PROBLEM DETAILS
Write the material out again exactly as it stands.

(Dataset records)

***

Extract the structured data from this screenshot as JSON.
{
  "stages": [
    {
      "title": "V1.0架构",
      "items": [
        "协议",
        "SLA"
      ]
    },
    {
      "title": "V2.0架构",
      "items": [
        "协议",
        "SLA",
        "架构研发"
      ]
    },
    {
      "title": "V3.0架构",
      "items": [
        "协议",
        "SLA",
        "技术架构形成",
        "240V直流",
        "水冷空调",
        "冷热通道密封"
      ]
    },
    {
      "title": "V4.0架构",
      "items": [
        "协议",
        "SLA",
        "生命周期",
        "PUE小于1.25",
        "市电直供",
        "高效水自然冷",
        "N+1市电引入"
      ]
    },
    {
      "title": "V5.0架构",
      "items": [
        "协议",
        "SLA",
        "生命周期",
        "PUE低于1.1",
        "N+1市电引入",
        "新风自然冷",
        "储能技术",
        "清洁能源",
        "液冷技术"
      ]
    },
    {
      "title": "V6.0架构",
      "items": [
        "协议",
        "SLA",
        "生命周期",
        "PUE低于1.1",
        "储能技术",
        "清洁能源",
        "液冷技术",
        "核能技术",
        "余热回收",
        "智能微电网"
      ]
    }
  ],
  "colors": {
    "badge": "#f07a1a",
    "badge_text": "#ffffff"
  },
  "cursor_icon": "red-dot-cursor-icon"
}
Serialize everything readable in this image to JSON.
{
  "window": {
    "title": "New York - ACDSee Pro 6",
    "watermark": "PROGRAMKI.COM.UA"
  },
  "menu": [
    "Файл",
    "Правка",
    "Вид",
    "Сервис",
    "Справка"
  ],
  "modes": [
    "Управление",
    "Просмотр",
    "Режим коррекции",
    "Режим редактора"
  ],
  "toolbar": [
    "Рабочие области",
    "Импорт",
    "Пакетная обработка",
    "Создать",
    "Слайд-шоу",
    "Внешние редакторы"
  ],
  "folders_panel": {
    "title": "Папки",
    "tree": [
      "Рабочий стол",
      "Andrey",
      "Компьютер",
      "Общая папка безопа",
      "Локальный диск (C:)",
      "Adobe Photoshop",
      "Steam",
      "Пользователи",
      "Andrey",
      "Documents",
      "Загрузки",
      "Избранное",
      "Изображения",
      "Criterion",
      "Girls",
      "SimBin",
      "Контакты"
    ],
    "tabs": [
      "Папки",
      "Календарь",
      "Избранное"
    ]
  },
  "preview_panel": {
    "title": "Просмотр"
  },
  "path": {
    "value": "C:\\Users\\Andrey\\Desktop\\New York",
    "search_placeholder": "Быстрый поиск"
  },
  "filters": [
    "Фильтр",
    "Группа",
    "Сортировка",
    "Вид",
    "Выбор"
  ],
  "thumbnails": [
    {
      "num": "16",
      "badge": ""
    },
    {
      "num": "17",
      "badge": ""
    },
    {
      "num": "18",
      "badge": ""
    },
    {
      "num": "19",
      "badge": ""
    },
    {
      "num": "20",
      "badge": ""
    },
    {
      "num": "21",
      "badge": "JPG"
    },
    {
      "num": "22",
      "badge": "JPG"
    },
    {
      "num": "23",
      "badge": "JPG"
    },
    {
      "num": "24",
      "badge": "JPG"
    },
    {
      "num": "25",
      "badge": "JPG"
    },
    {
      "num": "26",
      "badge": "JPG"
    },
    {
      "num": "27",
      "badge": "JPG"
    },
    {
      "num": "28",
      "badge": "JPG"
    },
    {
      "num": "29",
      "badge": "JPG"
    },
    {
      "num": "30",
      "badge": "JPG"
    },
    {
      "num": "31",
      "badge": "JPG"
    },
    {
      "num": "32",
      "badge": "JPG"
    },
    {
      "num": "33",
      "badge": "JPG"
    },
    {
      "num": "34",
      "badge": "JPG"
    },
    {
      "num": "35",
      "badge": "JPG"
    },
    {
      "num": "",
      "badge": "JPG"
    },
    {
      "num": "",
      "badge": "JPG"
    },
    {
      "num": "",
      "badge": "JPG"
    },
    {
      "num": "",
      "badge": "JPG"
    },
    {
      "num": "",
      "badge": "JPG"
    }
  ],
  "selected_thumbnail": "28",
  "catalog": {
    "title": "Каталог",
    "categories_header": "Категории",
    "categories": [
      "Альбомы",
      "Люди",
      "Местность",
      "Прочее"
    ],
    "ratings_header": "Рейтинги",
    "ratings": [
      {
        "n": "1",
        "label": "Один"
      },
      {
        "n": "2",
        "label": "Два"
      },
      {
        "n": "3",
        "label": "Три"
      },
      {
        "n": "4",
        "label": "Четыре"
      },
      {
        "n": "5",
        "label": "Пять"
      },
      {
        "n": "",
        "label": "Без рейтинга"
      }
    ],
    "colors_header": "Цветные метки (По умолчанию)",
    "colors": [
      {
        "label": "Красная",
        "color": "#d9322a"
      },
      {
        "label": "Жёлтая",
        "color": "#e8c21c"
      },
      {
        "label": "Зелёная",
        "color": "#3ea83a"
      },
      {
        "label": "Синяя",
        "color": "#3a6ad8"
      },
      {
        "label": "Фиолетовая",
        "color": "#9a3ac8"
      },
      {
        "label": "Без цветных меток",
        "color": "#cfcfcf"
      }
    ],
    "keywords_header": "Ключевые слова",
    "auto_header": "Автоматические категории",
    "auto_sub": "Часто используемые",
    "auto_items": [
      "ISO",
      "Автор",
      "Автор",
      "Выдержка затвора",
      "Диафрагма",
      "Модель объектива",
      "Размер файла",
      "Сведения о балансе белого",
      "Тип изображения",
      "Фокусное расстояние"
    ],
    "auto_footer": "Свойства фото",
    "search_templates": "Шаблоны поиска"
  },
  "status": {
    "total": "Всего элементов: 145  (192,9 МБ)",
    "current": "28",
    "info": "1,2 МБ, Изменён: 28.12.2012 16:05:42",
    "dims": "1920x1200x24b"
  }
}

***

TASK RESULT
Extract the structured data from this screenshot as JSON.
{
  "stages": [
    {
      "title": "V1.0架构",
      "items": [
        "协议",
        "SLA"
      ]
    },
    {
      "title": "V2.0架构",
      "items": [
        "协议",
        "SLA",
        "架构研发"
      ]
    },
    {
      "title": "V3.0架构",
      "items": [
        "协议",
        "SLA",
        "技术架构形成",
        "240V直流",
        "水冷空调",
        "冷热通道密封"
      ]
    },
    {
      "title": "V4.0架构",
      "items": [
        "协议",
        "SLA",
        "生命周期",
        "PUE小于1.25",
        "市电直供",
        "高效水自然冷",
        "N+1市电引入"
      ]
    },
    {
      "title": "V5.0架构",
      "items": [
        "协议",
        "SLA",
        "生命周期",
        "PUE低于1.1",
        "N+1市电引入",
        "新风自然冷",
        "储能技术",
        "清洁能源",
        "液冷技术"
      ]
    },
    {
      "title": "V6.0架构",
      "items": [
        "协议",
        "SLA",
        "生命周期",
        "PUE低于1.1",
        "储能技术",
        "清洁能源",
        "液冷技术",
        "核能技术",
        "余热回收",
        "智能微电网"
      ]
    }
  ],
  "colors": {
    "badge": "#f07a1a",
    "badge_text": "#ffffff"
  },
  "cursor_icon": "red-dot-cursor-icon"
}
Serialize everything readable in this image to JSON.
{
  "window": {
    "title": "New York - ACDSee Pro 6",
    "watermark": "PROGRAMKI.COM.UA"
  },
  "menu": [
    "Файл",
    "Правка",
    "Вид",
    "Сервис",
    "Справка"
  ],
  "modes": [
    "Управление",
    "Просмотр",
    "Режим коррекции",
    "Режим редактора"
  ],
  "toolbar": [
    "Рабочие области",
    "Импорт",
    "Пакетная обработка",
    "Создать",
    "Слайд-шоу",
    "Внешние редакторы"
  ],
  "folders_panel": {
    "title": "Папки",
    "tree": [
      "Рабочий стол",
      "Andrey",
      "Компьютер",
      "Общая папка безопа",
      "Локальный диск (C:)",
      "Adobe Photoshop",
      "Steam",
      "Пользователи",
      "Andrey",
      "Documents",
      "Загрузки",
      "Избранное",
      "Изображения",
      "Criterion",
      "Girls",
      "SimBin",
      "Контакты"
    ],
    "tabs": [
      "Папки",
      "Календарь",
      "Избранное"
    ]
  },
  "preview_panel": {
    "title": "Просмотр"
  },
  "path": {
    "value": "C:\\Users\\Andrey\\Desktop\\New York",
    "search_placeholder": "Быстрый поиск"
  },
  "filters": [
    "Фильтр",
    "Группа",
    "Сортировка",
    "Вид",
    "Выбор"
  ],
  "thumbnails": [
    {
      "num": "16",
      "badge": ""
    },
    {
      "num": "17",
      "badge": ""
    },
    {
      "num": "18",
      "badge": ""
    },
    {
      "num": "19",
      "badge": ""
    },
    {
      "num": "20",
      "badge": ""
    },
    {
      "num": "21",
      "badge": "JPG"
    },
    {
      "num": "22",
      "badge": "JPG"
    },
    {
      "num": "23",
      "badge": "JPG"
    },
    {
      "num": "24",
      "badge": "JPG"
    },
    {
      "num": "25",
      "badge": "JPG"
    },
    {
      "num": "26",
      "badge": "JPG"
    },
    {
      "num": "27",
      "badge": "JPG"
    },
    {
      "num": "28",
      "badge": "JPG"
    },
    {
      "num": "29",
      "badge": "JPG"
    },
    {
      "num": "30",
      "badge": "JPG"
    },
    {
      "num": "31",
      "badge": "JPG"
    },
    {
      "num": "32",
      "badge": "JPG"
    },
    {
      "num": "33",
      "badge": "JPG"
    },
    {
      "num": "34",
      "badge": "JPG"
    },
    {
      "num": "35",
      "badge": "JPG"
    },
    {
      "num": "",
      "badge": "JPG"
    },
    {
      "num": "",
      "badge": "JPG"
    },
    {
      "num": "",
      "badge": "JPG"
    },
    {
      "num": "",
      "badge": "JPG"
    },
    {
      "num": "",
      "badge": "JPG"
    }
  ],
  "selected_thumbnail": "28",
  "catalog": {
    "title": "Каталог",
    "categories_header": "Категории",
    "categories": [
      "Альбомы",
      "Люди",
      "Местность",
      "Прочее"
    ],
    "ratings_header": "Рейтинги",
    "ratings": [
      {
        "n": "1",
        "label": "Один"
      },
      {
        "n": "2",
        "label": "Два"
      },
      {
        "n": "3",
        "label": "Три"
      },
      {
        "n": "4",
        "label": "Четыре"
      },
      {
        "n": "5",
        "label": "Пять"
      },
      {
        "n": "",
        "label": "Без рейтинга"
      }
    ],
    "colors_header": "Цветные метки (По умолчанию)",
    "colors": [
      {
        "label": "Красная",
        "color": "#d9322a"
      },
      {
        "label": "Жёлтая",
        "color": "#e8c21c"
      },
      {
        "label": "Зелёная",
        "color": "#3ea83a"
      },
      {
        "label": "Синяя",
        "color": "#3a6ad8"
      },
      {
        "label": "Фиолетовая",
        "color": "#9a3ac8"
      },
      {
        "label": "Без цветных меток",
        "color": "#cfcfcf"
      }
    ],
    "keywords_header": "Ключевые слова",
    "auto_header": "Автоматические категории",
    "auto_sub": "Часто используемые",
    "auto_items": [
      "ISO",
      "Автор",
      "Автор",
      "Выдержка затвора",
      "Диафрагма",
      "Модель объектива",
      "Размер файла",
      "Сведения о балансе белого",
      "Тип изображения",
      "Фокусное расстояние"
    ],
    "auto_footer": "Свойства фото",
    "search_templates": "Шаблоны поиска"
  },
  "status": {
    "total": "Всего элементов: 145  (192,9 МБ)",
    "current": "28",
    "info": "1,2 МБ, Изменён: 28.12.2012 16:05:42",
    "dims": "1920x1200x24b"
  }
}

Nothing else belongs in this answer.